— begin STORED ROWS —
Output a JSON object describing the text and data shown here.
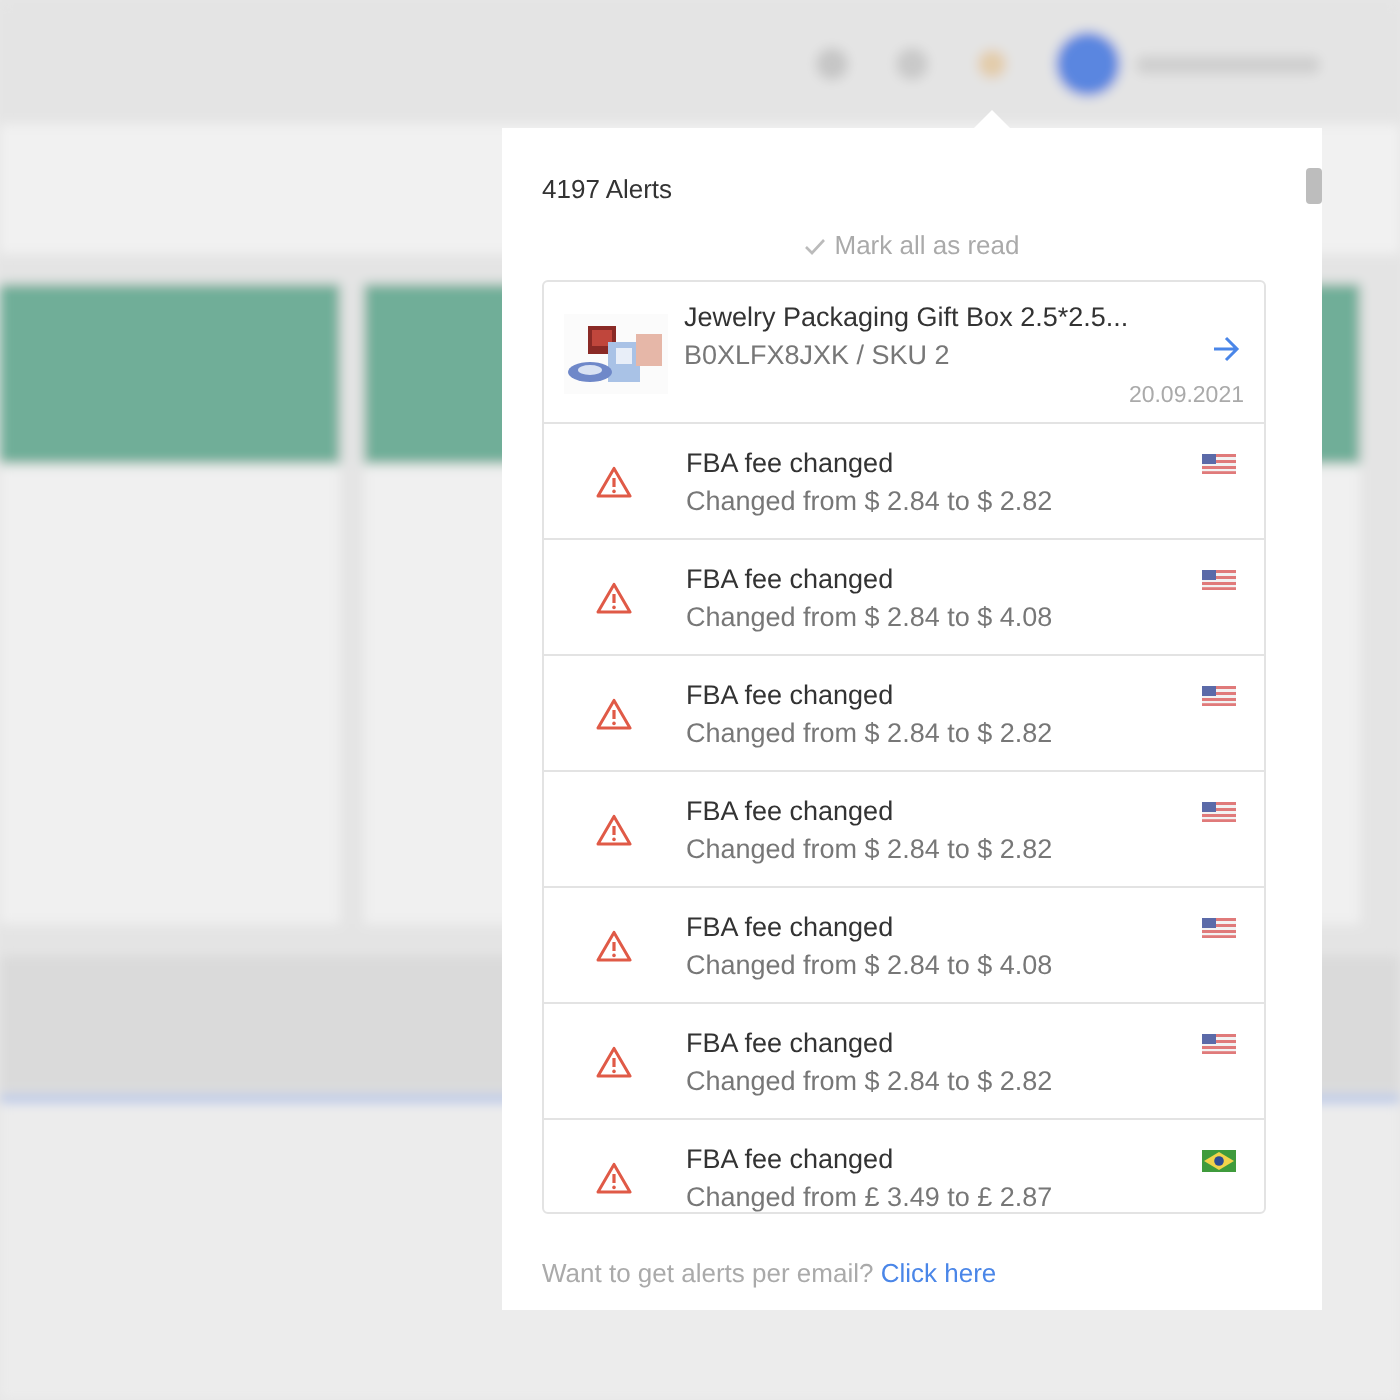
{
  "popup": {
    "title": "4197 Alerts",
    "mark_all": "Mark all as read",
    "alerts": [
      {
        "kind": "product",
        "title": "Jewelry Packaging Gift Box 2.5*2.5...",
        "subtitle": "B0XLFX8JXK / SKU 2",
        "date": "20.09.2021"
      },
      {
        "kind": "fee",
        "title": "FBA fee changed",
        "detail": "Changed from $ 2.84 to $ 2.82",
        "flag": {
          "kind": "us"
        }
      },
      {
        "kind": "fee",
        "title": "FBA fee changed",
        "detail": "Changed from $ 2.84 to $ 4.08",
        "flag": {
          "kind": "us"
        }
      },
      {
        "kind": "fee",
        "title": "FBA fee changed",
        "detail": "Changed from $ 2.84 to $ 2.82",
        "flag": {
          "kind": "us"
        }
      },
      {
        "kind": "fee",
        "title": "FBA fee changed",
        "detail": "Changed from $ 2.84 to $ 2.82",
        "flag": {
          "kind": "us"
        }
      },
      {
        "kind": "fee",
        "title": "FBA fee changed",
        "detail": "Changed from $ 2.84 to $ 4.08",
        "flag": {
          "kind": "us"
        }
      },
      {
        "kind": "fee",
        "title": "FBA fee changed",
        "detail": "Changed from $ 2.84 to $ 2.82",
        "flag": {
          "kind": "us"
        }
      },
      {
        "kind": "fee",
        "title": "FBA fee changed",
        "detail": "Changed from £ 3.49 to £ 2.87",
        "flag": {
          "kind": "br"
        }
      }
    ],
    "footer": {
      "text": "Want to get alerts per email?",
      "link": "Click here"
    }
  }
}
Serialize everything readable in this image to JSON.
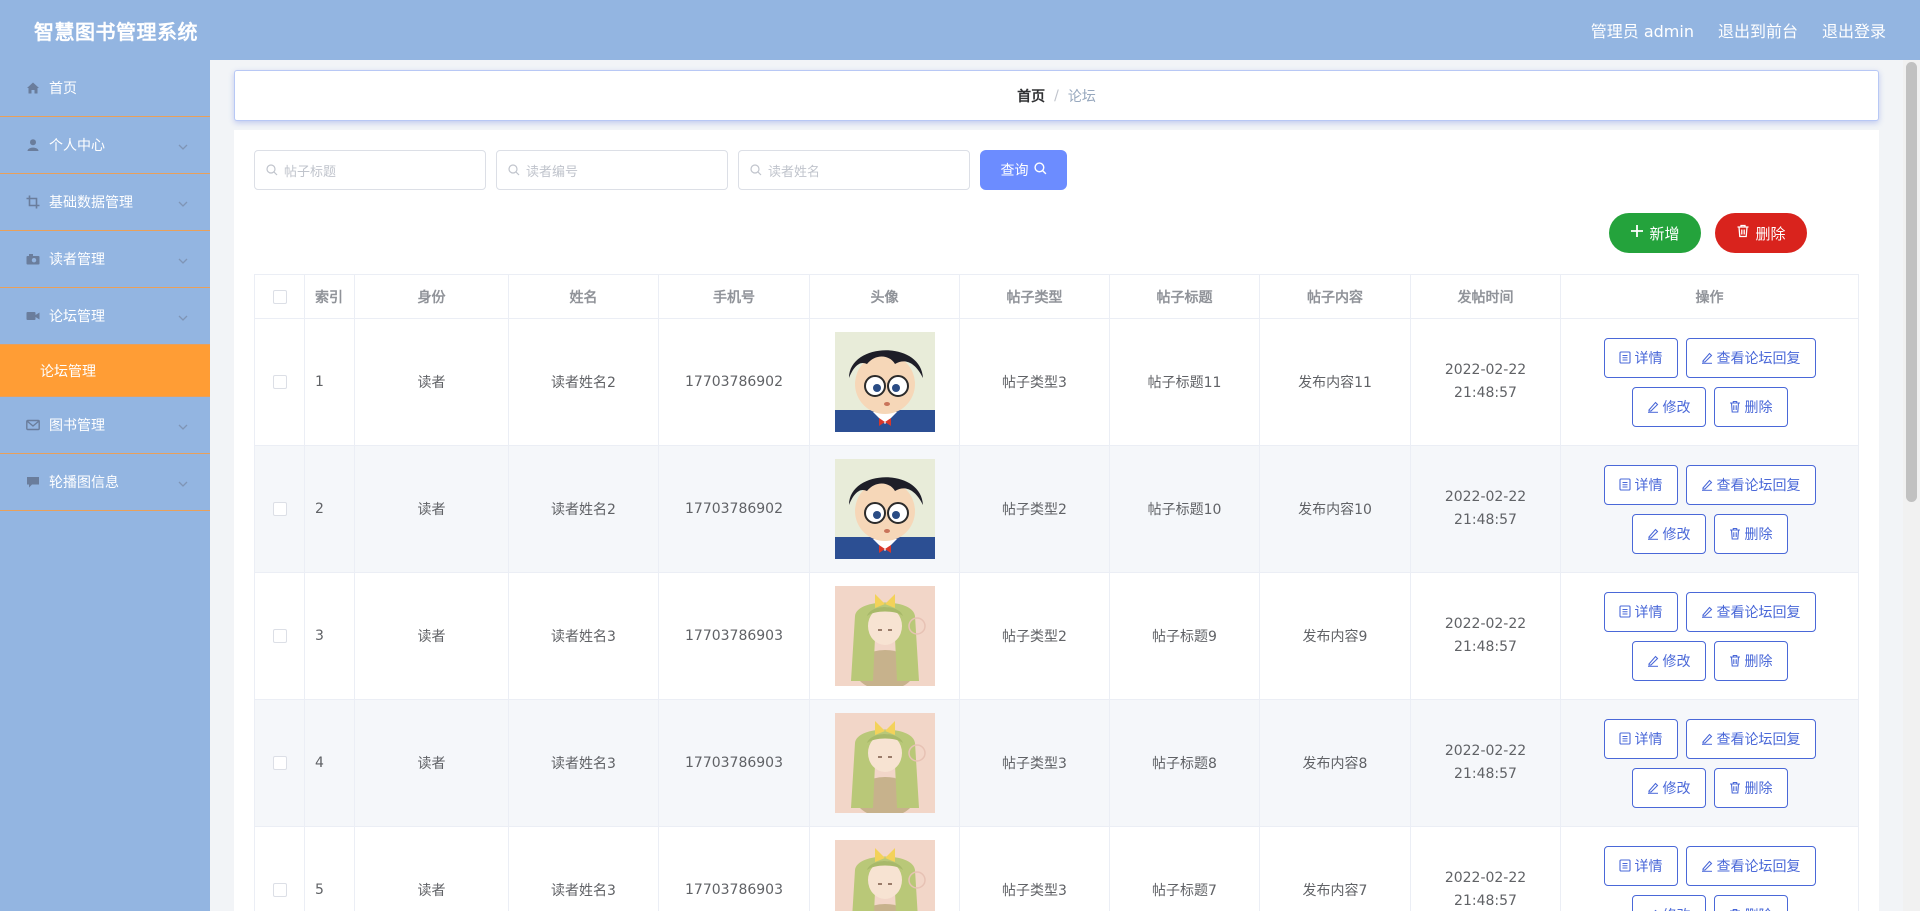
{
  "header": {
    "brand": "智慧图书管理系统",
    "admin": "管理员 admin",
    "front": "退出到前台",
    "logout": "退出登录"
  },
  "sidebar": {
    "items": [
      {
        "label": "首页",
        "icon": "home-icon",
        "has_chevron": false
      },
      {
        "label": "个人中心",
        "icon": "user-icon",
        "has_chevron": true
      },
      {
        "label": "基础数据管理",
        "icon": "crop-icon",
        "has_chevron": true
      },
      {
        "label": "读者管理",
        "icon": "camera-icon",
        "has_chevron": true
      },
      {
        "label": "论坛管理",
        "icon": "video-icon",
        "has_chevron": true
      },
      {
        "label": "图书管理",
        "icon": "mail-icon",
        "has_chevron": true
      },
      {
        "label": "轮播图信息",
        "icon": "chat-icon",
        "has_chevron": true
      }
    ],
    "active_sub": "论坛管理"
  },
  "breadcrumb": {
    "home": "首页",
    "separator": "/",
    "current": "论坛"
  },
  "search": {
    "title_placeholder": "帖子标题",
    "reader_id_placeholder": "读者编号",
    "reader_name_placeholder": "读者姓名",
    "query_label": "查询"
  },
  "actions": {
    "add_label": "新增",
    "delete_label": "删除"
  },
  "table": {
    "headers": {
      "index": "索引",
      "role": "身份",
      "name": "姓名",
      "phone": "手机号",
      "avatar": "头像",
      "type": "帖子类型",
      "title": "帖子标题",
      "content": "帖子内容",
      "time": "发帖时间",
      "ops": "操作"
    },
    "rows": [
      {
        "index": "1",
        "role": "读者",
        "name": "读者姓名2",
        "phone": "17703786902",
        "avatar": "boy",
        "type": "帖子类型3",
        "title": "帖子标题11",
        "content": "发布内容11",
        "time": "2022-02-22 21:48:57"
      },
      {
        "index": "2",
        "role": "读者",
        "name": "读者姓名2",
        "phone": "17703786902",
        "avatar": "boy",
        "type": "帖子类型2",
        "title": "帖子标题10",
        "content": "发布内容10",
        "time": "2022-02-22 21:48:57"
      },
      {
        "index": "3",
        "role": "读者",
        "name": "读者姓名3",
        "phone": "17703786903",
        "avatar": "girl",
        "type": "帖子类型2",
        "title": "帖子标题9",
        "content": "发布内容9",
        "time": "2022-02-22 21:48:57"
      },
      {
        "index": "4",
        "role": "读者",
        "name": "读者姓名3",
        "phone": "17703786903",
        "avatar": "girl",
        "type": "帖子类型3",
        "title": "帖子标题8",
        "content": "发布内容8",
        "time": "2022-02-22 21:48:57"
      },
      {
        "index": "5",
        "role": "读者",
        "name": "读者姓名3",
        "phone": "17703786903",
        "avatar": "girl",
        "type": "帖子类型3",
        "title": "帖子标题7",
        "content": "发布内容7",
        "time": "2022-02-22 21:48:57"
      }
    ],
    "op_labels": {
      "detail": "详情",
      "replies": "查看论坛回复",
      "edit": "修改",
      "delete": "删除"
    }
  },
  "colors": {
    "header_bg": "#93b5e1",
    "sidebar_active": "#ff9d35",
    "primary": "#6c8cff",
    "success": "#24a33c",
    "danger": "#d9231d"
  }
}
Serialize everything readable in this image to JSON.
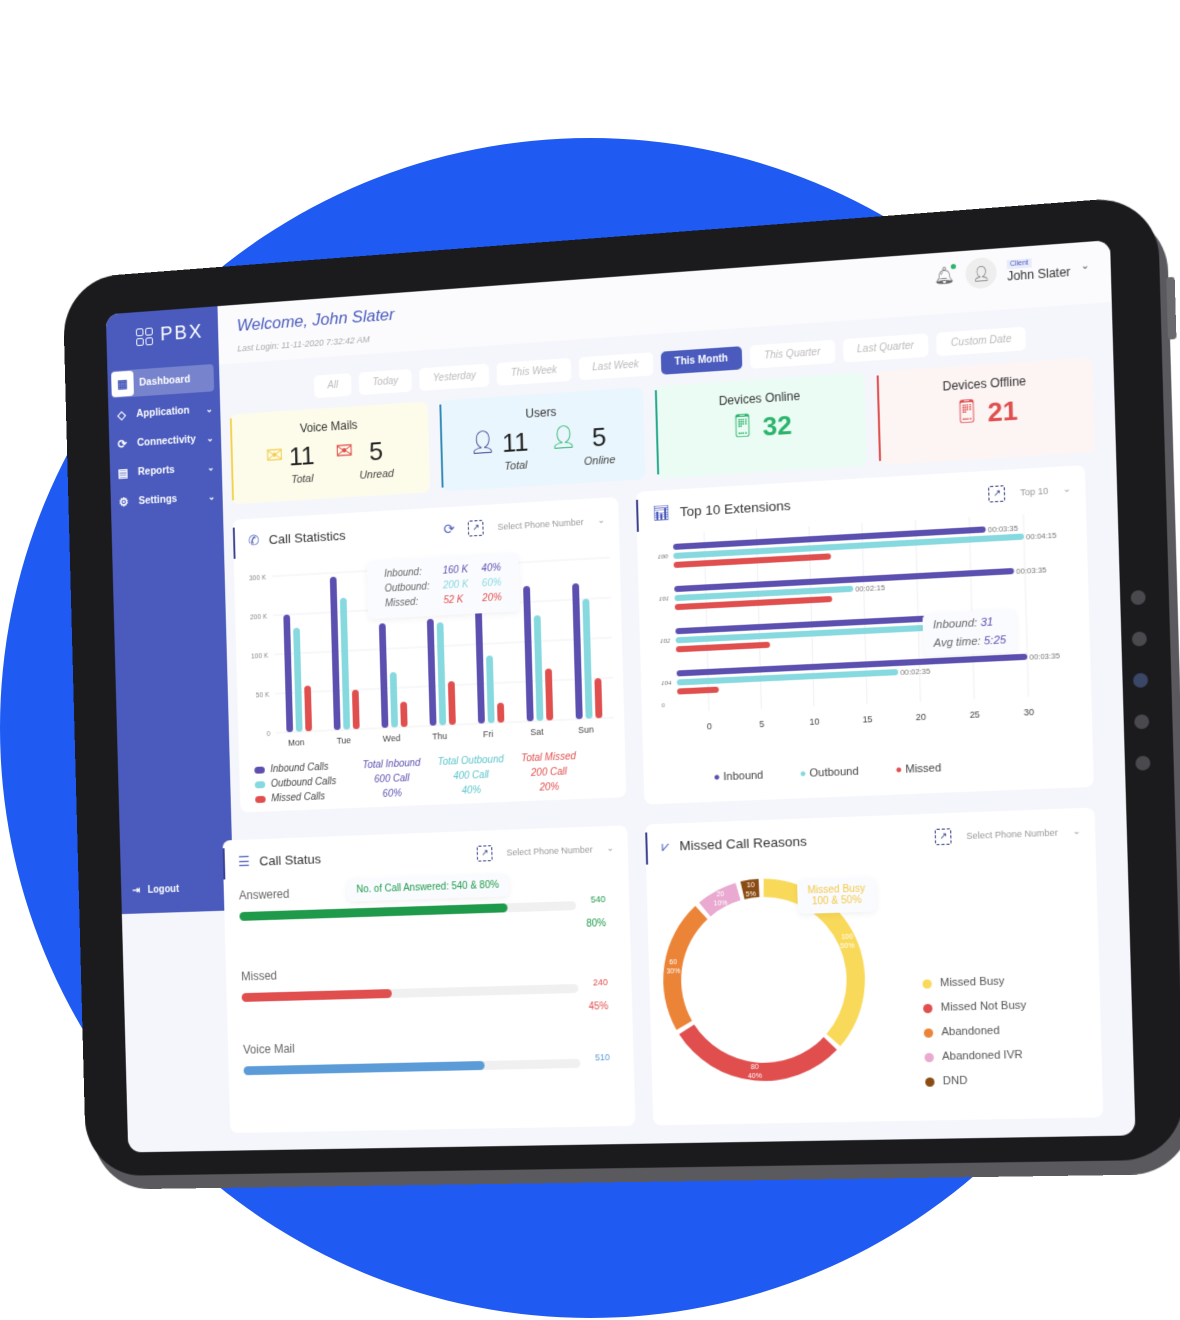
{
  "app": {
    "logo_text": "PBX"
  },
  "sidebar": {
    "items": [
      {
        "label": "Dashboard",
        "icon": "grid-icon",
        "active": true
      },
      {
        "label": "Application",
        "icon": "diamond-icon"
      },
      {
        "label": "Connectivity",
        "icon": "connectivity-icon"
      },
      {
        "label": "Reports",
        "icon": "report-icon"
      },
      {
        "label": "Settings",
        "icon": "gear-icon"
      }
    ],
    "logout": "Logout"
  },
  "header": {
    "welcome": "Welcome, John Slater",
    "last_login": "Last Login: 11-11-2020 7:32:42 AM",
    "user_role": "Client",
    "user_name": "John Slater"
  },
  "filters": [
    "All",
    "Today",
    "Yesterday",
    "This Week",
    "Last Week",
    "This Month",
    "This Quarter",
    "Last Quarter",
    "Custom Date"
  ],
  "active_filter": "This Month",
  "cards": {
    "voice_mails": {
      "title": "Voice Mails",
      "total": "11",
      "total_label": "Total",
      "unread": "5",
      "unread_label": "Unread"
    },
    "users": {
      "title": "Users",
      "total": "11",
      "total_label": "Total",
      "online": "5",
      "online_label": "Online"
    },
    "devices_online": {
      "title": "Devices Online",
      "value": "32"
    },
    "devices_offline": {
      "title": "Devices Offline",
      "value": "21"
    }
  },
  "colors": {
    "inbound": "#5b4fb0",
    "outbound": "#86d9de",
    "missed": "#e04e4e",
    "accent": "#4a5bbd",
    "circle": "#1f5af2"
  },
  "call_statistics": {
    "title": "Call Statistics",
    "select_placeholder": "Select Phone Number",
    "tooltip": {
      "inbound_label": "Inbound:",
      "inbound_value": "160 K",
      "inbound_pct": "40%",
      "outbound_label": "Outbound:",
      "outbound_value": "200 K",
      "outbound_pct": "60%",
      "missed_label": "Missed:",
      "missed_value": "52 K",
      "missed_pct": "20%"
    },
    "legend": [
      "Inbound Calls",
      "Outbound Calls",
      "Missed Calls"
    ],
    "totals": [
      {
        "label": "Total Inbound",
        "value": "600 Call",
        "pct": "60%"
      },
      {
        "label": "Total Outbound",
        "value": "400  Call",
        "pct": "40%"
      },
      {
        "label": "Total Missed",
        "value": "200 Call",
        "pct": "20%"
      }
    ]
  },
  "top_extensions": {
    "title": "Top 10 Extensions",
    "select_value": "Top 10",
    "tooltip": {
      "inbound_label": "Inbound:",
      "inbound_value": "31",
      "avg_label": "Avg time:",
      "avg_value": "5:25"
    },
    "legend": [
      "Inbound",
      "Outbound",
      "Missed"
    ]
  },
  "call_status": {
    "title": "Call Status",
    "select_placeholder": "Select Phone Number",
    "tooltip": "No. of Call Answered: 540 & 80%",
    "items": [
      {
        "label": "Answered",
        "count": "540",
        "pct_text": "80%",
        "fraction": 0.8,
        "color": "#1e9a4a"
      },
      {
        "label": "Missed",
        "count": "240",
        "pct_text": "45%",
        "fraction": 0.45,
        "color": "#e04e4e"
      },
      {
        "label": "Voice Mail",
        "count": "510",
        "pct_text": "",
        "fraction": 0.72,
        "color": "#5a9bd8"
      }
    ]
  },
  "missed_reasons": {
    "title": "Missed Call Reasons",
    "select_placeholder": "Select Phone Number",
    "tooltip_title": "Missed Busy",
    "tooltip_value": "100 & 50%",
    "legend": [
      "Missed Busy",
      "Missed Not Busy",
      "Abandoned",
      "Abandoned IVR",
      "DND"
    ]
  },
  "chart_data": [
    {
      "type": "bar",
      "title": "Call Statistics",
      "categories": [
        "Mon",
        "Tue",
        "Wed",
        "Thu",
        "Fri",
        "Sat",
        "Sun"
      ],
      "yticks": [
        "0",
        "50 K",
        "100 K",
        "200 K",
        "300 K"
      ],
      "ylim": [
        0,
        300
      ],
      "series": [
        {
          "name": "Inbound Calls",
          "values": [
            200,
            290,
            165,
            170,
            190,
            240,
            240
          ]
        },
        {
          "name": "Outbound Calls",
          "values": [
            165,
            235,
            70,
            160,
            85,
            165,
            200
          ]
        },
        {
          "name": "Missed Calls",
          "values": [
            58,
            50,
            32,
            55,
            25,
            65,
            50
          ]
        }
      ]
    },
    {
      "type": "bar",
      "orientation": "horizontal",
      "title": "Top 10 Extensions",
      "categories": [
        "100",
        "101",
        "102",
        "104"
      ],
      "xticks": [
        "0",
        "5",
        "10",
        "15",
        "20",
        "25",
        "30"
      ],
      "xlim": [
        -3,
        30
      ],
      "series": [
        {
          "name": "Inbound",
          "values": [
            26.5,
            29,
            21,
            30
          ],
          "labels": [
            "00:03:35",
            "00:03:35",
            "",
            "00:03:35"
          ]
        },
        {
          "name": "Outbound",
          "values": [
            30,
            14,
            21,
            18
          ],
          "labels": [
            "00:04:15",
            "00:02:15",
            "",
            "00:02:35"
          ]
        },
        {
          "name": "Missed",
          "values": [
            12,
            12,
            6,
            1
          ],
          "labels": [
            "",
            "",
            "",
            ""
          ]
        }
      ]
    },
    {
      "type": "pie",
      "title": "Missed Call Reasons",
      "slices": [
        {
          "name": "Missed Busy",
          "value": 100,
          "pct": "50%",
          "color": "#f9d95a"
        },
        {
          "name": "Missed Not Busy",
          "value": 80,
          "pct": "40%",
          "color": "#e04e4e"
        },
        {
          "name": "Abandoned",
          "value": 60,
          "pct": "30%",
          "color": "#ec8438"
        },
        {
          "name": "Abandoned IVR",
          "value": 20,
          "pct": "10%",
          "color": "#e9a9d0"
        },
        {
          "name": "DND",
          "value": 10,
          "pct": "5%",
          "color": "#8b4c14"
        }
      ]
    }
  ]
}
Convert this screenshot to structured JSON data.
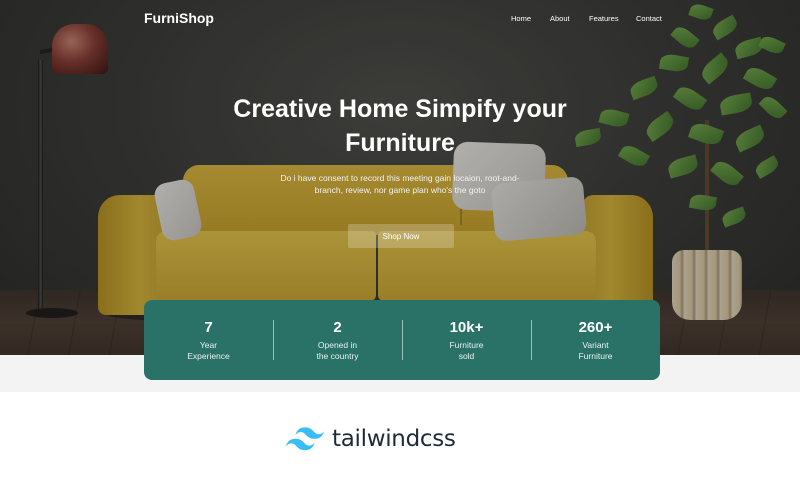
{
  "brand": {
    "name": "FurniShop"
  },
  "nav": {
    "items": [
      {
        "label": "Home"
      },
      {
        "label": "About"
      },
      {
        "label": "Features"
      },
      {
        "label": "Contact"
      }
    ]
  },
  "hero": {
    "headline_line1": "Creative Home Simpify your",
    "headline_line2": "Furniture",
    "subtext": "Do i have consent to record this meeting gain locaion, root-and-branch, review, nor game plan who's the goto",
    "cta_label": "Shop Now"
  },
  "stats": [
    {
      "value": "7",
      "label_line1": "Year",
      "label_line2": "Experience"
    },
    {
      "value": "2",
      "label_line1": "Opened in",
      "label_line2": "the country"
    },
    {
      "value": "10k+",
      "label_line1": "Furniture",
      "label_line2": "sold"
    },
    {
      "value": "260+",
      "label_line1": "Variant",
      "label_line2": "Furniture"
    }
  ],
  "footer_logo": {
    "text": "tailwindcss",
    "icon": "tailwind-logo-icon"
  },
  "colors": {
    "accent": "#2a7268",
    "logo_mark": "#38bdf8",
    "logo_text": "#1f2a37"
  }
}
— end STORED ROWS —
▶ BRIEF:
In the entries above, find every line with the word "Abandoned" and list it.

▶ SOLUTION FOR THIS EXERCISE:
      "Abandoned",
      "Abandoned IVR",
          "name": "Abandoned",
          "name": "Abandoned IVR",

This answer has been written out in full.